● **EXERCISE GOAL**
Tally up the lines below that include the word "this". Answer with the number alone.
*****
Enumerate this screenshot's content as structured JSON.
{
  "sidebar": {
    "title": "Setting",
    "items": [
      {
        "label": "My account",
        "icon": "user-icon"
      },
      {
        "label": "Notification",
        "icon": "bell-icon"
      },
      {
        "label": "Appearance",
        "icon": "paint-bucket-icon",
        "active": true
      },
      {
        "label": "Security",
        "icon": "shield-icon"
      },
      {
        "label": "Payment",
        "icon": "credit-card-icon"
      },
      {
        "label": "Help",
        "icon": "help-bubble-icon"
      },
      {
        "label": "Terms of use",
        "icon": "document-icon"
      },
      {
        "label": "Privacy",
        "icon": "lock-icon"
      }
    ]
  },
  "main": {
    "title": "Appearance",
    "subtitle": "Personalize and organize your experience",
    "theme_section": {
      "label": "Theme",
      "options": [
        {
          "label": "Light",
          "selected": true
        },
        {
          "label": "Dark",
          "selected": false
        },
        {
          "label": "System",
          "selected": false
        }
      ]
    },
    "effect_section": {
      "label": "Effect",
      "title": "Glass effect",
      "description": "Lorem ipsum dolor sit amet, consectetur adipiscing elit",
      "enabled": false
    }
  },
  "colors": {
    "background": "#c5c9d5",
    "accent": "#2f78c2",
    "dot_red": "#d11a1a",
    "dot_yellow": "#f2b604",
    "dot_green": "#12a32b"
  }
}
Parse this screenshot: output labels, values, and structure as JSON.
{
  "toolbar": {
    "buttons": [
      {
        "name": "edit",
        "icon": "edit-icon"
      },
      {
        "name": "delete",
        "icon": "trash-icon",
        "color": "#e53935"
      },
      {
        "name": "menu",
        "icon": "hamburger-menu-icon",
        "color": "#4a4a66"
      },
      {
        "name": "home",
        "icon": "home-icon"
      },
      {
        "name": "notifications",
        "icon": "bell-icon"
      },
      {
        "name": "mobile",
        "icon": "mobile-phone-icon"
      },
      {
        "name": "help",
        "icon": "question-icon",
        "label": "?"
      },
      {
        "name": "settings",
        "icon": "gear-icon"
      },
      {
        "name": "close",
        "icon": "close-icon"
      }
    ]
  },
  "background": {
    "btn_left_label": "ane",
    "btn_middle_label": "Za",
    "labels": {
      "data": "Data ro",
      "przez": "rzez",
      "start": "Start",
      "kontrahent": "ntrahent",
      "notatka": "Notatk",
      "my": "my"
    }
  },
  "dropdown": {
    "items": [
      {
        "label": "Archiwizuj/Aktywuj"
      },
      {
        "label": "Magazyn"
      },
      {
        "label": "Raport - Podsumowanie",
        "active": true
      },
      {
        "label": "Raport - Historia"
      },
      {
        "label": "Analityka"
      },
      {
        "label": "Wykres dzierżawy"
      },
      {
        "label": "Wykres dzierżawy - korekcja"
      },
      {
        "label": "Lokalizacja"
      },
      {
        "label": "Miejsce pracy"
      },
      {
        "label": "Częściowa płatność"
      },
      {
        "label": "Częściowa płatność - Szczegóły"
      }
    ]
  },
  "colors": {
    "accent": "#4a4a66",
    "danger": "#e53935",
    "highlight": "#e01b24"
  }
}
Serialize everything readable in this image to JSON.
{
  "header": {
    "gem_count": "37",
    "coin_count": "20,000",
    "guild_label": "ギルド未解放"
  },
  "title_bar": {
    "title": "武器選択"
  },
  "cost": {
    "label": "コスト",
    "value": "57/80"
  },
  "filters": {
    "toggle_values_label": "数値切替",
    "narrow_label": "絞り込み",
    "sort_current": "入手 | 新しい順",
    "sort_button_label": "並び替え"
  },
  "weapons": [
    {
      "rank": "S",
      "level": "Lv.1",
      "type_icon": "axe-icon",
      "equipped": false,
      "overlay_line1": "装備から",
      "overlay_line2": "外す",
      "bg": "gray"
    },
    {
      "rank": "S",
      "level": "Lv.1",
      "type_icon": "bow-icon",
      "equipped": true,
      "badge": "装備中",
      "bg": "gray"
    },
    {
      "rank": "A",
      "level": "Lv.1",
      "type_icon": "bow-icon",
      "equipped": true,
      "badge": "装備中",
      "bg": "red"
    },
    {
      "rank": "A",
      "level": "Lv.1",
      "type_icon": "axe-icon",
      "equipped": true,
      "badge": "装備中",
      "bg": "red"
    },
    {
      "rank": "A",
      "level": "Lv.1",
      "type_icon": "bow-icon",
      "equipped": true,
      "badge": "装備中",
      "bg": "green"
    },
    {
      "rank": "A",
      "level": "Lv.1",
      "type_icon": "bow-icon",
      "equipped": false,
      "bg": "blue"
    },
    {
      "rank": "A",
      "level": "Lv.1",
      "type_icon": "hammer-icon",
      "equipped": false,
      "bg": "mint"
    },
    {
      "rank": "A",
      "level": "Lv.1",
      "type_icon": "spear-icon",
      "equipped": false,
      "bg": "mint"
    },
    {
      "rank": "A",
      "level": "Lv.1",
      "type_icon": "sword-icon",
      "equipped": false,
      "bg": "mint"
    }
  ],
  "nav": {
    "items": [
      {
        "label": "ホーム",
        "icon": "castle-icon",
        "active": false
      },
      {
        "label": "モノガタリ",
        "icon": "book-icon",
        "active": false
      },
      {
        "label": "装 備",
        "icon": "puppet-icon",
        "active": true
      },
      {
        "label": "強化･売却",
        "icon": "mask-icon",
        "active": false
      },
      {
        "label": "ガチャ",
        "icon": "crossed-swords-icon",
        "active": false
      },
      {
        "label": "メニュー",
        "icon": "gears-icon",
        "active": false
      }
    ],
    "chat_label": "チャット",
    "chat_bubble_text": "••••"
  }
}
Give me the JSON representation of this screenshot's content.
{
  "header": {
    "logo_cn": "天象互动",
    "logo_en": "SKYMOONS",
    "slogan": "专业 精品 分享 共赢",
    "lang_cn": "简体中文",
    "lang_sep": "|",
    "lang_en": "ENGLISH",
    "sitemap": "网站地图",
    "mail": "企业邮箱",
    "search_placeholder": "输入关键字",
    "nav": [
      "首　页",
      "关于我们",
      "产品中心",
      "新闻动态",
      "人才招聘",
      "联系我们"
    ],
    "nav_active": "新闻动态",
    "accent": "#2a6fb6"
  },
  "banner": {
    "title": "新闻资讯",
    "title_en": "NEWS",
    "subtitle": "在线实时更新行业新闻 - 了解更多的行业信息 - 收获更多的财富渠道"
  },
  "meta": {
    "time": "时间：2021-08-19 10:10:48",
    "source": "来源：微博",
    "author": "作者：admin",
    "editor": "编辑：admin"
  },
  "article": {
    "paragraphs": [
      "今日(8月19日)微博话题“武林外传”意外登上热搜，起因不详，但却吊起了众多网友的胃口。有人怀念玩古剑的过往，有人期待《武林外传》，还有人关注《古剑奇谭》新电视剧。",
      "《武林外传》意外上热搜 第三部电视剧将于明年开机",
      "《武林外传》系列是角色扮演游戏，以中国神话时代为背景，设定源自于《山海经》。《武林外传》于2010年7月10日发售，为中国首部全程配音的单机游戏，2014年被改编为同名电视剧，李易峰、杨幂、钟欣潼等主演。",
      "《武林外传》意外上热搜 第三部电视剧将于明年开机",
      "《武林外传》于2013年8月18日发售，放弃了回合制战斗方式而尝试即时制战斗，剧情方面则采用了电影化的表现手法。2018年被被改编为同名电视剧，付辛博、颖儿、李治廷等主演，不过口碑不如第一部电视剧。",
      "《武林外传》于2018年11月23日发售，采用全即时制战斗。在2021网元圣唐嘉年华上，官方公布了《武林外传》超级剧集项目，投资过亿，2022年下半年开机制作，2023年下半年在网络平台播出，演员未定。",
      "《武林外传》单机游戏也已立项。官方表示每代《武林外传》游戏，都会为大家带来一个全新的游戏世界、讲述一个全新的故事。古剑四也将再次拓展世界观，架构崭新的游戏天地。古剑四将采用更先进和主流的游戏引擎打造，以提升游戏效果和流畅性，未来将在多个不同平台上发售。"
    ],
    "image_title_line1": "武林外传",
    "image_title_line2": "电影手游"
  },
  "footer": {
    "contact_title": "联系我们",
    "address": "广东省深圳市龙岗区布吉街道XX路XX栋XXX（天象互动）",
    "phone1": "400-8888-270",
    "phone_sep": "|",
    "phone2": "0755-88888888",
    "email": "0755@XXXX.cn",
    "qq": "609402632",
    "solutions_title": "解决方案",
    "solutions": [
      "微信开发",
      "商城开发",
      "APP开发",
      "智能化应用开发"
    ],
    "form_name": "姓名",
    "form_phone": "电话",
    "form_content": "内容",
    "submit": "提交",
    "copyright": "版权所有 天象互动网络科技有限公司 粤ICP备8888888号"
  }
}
*****
● **TASK RESPONSE**
4